> _WRITTEN TASK_: Give only the number of lines in the records below that contain the word "screenshot".

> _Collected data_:
______
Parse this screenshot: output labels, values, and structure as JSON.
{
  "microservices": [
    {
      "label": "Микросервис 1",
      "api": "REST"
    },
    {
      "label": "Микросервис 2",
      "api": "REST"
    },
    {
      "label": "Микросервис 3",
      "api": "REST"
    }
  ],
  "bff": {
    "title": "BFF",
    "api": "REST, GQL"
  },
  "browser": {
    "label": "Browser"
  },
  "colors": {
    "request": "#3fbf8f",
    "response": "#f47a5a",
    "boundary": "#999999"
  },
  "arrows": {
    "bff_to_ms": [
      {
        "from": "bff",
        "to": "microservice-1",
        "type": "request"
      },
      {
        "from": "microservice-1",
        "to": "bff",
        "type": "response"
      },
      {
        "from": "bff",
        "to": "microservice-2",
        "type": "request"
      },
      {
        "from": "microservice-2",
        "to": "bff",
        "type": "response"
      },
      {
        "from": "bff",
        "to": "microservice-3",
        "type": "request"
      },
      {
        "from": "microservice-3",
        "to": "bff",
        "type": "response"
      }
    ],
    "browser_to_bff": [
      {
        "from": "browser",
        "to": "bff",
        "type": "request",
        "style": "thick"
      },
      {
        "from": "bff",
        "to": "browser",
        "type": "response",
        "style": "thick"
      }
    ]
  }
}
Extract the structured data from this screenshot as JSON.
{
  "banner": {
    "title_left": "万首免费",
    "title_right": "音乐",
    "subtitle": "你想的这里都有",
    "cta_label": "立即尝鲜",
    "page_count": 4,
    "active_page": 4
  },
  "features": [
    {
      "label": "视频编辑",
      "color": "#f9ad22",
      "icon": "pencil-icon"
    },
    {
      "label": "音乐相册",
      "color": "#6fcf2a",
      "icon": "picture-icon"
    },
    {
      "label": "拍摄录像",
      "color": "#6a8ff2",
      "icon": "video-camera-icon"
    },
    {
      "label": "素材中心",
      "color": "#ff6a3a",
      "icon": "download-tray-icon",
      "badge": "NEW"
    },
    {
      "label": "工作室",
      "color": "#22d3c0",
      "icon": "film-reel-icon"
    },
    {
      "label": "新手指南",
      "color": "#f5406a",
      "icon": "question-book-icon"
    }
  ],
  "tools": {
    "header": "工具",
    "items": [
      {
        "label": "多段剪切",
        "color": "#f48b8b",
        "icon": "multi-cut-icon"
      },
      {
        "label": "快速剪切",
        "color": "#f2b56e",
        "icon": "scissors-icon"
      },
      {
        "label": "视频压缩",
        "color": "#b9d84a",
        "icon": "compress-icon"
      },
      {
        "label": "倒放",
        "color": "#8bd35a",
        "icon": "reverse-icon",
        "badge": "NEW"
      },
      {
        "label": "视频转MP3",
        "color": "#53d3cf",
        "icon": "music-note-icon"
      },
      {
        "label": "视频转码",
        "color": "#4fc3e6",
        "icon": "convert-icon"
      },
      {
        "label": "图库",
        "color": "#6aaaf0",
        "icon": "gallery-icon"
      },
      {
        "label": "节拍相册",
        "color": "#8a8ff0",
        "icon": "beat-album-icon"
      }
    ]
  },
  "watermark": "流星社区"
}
______
> _ANSWER_: 2